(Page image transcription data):
--------
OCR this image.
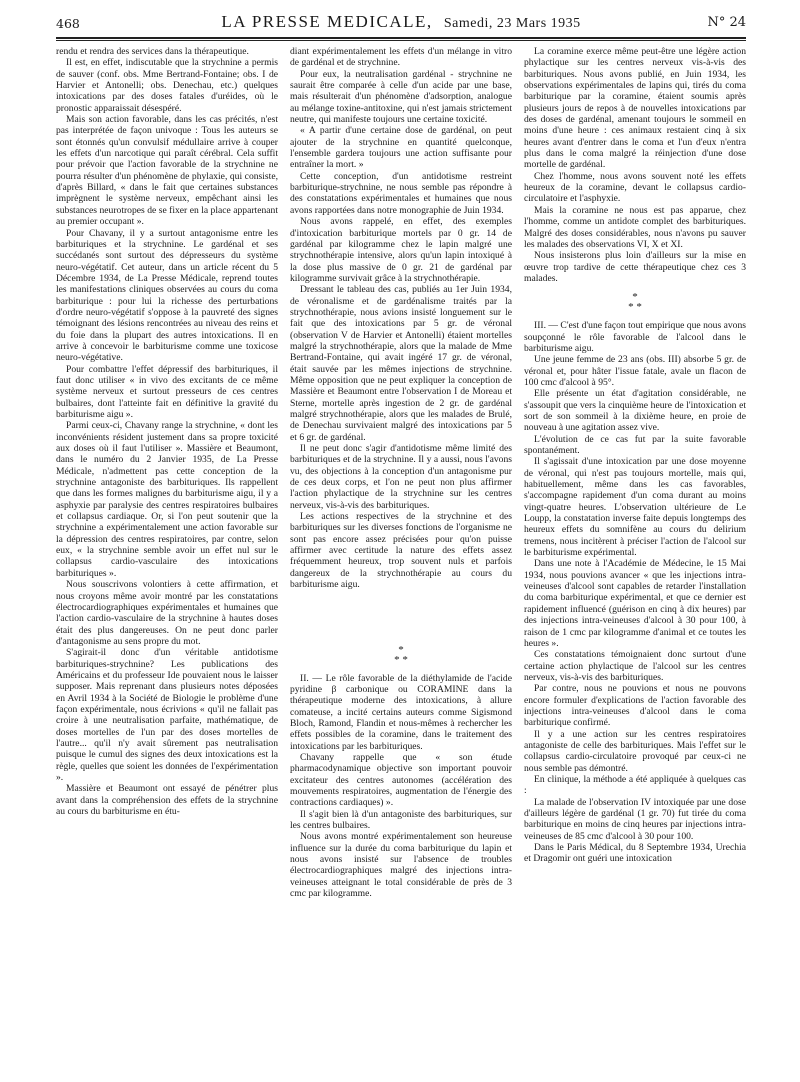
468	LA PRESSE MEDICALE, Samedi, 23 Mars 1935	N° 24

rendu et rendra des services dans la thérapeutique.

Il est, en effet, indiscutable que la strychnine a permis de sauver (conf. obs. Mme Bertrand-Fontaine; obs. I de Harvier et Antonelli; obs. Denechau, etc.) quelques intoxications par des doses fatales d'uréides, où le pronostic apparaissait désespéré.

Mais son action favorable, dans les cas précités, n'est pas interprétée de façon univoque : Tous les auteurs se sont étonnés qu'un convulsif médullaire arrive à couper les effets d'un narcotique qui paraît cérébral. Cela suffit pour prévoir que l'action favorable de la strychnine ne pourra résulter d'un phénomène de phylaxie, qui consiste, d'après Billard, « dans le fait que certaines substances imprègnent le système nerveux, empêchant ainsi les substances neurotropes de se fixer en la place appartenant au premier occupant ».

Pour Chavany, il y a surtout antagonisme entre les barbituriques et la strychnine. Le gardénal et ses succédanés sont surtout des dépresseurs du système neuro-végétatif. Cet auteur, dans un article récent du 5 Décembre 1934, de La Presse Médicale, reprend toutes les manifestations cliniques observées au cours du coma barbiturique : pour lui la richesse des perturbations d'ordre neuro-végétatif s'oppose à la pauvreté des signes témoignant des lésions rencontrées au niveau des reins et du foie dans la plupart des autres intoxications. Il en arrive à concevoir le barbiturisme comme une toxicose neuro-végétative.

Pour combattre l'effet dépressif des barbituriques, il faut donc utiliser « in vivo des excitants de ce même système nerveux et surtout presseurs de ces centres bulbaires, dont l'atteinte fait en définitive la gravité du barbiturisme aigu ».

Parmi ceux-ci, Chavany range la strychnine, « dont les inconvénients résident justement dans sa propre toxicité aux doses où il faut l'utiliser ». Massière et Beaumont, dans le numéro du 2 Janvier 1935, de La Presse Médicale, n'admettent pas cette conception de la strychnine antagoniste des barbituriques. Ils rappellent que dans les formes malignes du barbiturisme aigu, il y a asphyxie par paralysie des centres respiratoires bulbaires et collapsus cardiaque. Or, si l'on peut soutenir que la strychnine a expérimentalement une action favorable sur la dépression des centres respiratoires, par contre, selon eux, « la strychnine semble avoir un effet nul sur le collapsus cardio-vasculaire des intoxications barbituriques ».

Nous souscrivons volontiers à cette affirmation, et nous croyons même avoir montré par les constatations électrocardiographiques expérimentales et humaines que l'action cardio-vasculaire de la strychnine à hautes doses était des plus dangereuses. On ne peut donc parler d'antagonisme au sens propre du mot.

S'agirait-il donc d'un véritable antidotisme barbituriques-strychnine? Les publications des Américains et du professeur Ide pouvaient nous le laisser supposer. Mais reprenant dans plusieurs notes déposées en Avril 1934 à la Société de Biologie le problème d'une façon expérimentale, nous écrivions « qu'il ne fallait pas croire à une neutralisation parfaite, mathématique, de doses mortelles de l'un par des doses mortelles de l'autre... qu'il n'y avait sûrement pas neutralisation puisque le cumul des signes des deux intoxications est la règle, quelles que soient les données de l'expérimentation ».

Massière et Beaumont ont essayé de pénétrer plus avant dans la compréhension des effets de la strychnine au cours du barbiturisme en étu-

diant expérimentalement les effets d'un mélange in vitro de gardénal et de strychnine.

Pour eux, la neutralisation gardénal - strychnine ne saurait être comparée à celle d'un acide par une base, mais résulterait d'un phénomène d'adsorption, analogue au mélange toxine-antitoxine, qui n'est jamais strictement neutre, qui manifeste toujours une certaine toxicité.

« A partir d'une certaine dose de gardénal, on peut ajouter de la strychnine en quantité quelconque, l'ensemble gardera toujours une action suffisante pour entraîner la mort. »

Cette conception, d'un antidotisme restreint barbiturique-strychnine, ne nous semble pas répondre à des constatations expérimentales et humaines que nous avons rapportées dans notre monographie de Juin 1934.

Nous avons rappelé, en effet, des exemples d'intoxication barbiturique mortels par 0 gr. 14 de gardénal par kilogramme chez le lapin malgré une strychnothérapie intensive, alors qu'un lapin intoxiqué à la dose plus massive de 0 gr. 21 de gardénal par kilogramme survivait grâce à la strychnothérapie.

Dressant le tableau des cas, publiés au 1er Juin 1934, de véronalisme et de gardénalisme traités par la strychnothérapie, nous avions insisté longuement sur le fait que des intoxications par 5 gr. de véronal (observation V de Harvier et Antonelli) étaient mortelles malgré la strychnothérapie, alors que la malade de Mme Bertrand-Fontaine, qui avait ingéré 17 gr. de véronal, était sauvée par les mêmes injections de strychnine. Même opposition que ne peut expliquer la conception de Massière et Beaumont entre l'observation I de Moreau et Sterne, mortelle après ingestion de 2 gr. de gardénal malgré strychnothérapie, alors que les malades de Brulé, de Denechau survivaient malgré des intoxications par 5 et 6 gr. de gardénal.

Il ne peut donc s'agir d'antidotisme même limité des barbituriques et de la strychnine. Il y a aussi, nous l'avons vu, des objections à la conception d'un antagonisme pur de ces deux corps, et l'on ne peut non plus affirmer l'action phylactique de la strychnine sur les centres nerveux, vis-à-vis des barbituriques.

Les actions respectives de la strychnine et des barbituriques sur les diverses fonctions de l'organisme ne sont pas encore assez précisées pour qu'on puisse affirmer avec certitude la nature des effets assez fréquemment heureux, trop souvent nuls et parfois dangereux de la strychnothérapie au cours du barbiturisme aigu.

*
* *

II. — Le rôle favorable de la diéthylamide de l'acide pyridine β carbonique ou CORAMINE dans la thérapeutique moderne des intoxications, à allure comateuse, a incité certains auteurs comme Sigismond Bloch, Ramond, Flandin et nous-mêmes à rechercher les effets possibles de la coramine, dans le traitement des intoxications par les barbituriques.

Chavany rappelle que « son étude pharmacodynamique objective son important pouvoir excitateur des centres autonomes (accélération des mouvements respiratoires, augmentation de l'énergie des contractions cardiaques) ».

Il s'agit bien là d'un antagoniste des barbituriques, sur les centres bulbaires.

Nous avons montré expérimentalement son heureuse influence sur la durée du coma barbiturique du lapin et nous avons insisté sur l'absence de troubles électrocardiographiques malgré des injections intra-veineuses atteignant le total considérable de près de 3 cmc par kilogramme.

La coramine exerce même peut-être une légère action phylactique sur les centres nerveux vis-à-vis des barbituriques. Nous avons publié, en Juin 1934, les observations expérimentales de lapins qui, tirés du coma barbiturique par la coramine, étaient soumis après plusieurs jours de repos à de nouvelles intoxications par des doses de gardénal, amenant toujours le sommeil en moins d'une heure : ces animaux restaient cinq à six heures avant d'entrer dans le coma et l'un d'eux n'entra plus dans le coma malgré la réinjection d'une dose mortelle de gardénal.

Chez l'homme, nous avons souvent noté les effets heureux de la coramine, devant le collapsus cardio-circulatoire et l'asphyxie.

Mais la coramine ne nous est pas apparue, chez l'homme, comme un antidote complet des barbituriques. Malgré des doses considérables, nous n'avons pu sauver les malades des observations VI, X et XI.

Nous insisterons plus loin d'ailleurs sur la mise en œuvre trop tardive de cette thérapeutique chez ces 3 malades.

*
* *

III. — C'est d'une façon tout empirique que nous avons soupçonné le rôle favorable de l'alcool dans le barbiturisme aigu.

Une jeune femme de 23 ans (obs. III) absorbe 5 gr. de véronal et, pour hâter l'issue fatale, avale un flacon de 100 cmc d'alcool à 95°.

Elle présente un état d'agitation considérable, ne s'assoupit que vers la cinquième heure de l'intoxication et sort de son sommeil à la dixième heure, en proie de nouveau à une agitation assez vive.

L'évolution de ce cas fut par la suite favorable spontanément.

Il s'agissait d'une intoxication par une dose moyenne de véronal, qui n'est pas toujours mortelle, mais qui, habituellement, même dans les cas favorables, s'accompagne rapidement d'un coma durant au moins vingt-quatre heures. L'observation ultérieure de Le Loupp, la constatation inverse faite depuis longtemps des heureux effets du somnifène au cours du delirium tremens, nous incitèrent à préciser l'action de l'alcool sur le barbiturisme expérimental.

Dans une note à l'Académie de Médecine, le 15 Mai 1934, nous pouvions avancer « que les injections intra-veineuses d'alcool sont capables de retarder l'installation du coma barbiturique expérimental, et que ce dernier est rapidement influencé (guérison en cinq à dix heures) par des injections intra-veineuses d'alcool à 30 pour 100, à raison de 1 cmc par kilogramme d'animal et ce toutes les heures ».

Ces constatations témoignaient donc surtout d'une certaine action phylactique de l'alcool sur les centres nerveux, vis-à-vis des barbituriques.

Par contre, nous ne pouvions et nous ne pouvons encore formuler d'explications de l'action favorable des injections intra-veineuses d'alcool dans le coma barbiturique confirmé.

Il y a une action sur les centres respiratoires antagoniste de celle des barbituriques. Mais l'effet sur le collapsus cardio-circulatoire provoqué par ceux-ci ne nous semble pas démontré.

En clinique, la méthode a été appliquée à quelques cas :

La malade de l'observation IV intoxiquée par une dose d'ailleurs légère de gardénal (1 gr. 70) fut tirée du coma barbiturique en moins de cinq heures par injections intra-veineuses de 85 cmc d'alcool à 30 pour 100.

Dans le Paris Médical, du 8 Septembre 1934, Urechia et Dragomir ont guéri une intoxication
--------
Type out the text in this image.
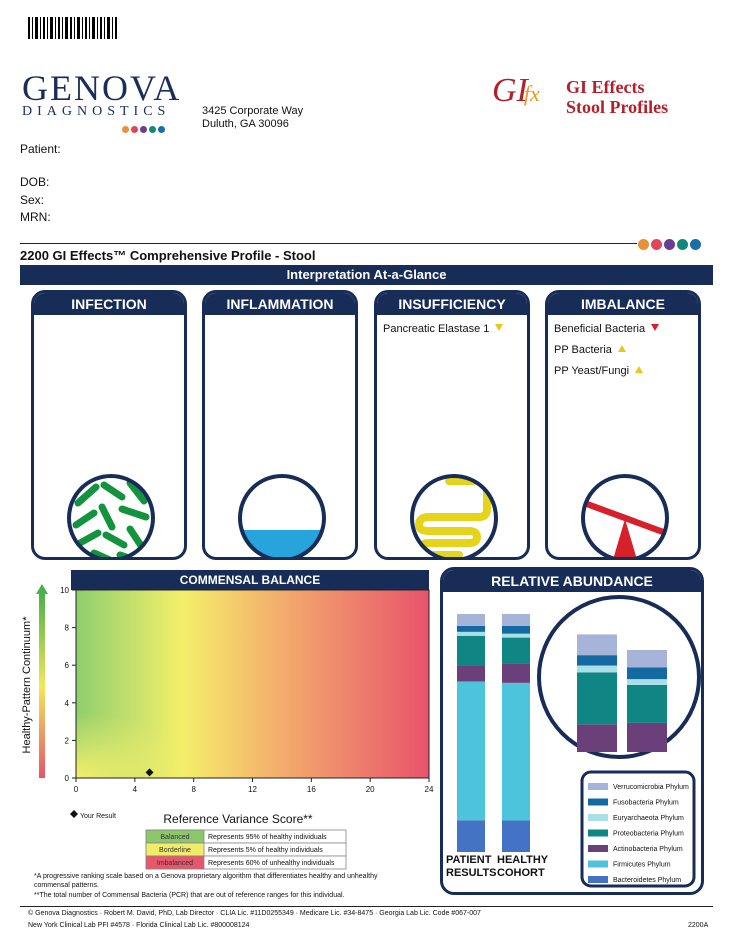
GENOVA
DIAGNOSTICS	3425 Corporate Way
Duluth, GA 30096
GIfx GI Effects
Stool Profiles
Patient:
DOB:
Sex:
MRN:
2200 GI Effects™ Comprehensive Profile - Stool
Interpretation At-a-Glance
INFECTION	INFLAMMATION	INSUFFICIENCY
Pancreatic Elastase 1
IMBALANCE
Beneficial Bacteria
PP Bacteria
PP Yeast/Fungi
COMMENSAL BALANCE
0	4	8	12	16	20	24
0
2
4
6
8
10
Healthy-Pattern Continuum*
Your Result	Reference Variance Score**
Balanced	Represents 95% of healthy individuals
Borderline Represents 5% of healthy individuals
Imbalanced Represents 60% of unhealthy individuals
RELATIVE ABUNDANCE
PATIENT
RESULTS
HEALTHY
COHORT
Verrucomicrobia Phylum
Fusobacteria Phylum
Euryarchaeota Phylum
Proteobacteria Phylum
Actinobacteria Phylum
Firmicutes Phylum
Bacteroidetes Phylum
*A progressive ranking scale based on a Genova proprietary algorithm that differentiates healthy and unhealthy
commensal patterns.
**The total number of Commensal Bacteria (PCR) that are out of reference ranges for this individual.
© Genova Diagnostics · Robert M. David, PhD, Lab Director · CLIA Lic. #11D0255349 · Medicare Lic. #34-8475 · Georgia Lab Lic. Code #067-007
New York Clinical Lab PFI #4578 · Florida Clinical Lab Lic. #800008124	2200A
--------
(What this task involves):
The answer must consist of every line from the data that contains the word "électrocardiographiques".

(Your solution):
Nous souscrivons volontiers à cette affirmation, et nous croyons même avoir montré par les constatations électrocardiographiques expérimentales et humaines que l'action cardio-vasculaire de la strychnine à hautes doses était des plus dangereuses. On ne peut donc parler d'antagonisme au sens propre du mot.
Nous avons montré expérimentalement son heureuse influence sur la durée du coma barbiturique du lapin et nous avons insisté sur l'absence de troubles électrocardiographiques malgré des injections intra-veineuses atteignant le total considérable de près de 3 cmc par kilogramme.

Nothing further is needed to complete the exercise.